# [YOUR INSTRUCTIONS]
Your task is to write out the complete listing exactly as it is shown.

# [MATERIALS PROVIDED]
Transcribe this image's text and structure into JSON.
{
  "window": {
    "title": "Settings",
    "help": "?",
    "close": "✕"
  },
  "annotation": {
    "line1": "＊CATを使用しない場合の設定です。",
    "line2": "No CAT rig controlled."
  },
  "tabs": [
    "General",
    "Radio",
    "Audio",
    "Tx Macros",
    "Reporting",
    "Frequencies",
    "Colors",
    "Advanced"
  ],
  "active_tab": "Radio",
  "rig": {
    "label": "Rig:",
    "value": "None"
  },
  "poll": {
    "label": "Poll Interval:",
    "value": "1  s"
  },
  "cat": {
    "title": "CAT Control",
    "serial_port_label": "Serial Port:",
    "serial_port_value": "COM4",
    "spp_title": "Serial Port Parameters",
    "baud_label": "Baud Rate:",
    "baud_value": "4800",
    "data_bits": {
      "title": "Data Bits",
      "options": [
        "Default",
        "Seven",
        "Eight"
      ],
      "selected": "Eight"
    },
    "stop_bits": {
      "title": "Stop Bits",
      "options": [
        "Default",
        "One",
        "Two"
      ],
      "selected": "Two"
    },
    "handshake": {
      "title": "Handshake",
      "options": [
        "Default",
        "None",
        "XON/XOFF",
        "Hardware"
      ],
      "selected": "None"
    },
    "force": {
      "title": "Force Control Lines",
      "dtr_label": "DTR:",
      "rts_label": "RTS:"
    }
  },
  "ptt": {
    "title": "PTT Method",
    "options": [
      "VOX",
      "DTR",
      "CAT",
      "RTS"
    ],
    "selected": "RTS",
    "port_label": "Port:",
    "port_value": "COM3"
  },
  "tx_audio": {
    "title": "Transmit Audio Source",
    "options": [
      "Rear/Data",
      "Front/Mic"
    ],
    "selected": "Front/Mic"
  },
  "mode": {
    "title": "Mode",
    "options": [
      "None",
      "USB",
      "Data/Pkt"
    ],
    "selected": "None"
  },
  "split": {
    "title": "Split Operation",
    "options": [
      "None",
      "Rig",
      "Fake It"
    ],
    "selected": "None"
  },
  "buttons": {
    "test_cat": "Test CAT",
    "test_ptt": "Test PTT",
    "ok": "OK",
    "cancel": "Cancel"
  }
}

# [WRITTEN ANSWER]
Transcribe this image's text and structure into JSON.
{
  "window": {
    "title": "Settings",
    "help": "?",
    "close": "✕"
  },
  "annotation": {
    "line1": "＊CATを使用しない場合の設定です。",
    "line2": "No CAT rig controlled."
  },
  "tabs": [
    "General",
    "Radio",
    "Audio",
    "Tx Macros",
    "Reporting",
    "Frequencies",
    "Colors",
    "Advanced"
  ],
  "active_tab": "Radio",
  "rig": {
    "label": "Rig:",
    "value": "None"
  },
  "poll": {
    "label": "Poll Interval:",
    "value": "1  s"
  },
  "cat": {
    "title": "CAT Control",
    "serial_port_label": "Serial Port:",
    "serial_port_value": "COM4",
    "spp_title": "Serial Port Parameters",
    "baud_label": "Baud Rate:",
    "baud_value": "4800",
    "data_bits": {
      "title": "Data Bits",
      "options": [
        "Default",
        "Seven",
        "Eight"
      ],
      "selected": "Eight"
    },
    "stop_bits": {
      "title": "Stop Bits",
      "options": [
        "Default",
        "One",
        "Two"
      ],
      "selected": "Two"
    },
    "handshake": {
      "title": "Handshake",
      "options": [
        "Default",
        "None",
        "XON/XOFF",
        "Hardware"
      ],
      "selected": "None"
    },
    "force": {
      "title": "Force Control Lines",
      "dtr_label": "DTR:",
      "rts_label": "RTS:"
    }
  },
  "ptt": {
    "title": "PTT Method",
    "options": [
      "VOX",
      "DTR",
      "CAT",
      "RTS"
    ],
    "selected": "RTS",
    "port_label": "Port:",
    "port_value": "COM3"
  },
  "tx_audio": {
    "title": "Transmit Audio Source",
    "options": [
      "Rear/Data",
      "Front/Mic"
    ],
    "selected": "Front/Mic"
  },
  "mode": {
    "title": "Mode",
    "options": [
      "None",
      "USB",
      "Data/Pkt"
    ],
    "selected": "None"
  },
  "split": {
    "title": "Split Operation",
    "options": [
      "None",
      "Rig",
      "Fake It"
    ],
    "selected": "None"
  },
  "buttons": {
    "test_cat": "Test CAT",
    "test_ptt": "Test PTT",
    "ok": "OK",
    "cancel": "Cancel"
  }
}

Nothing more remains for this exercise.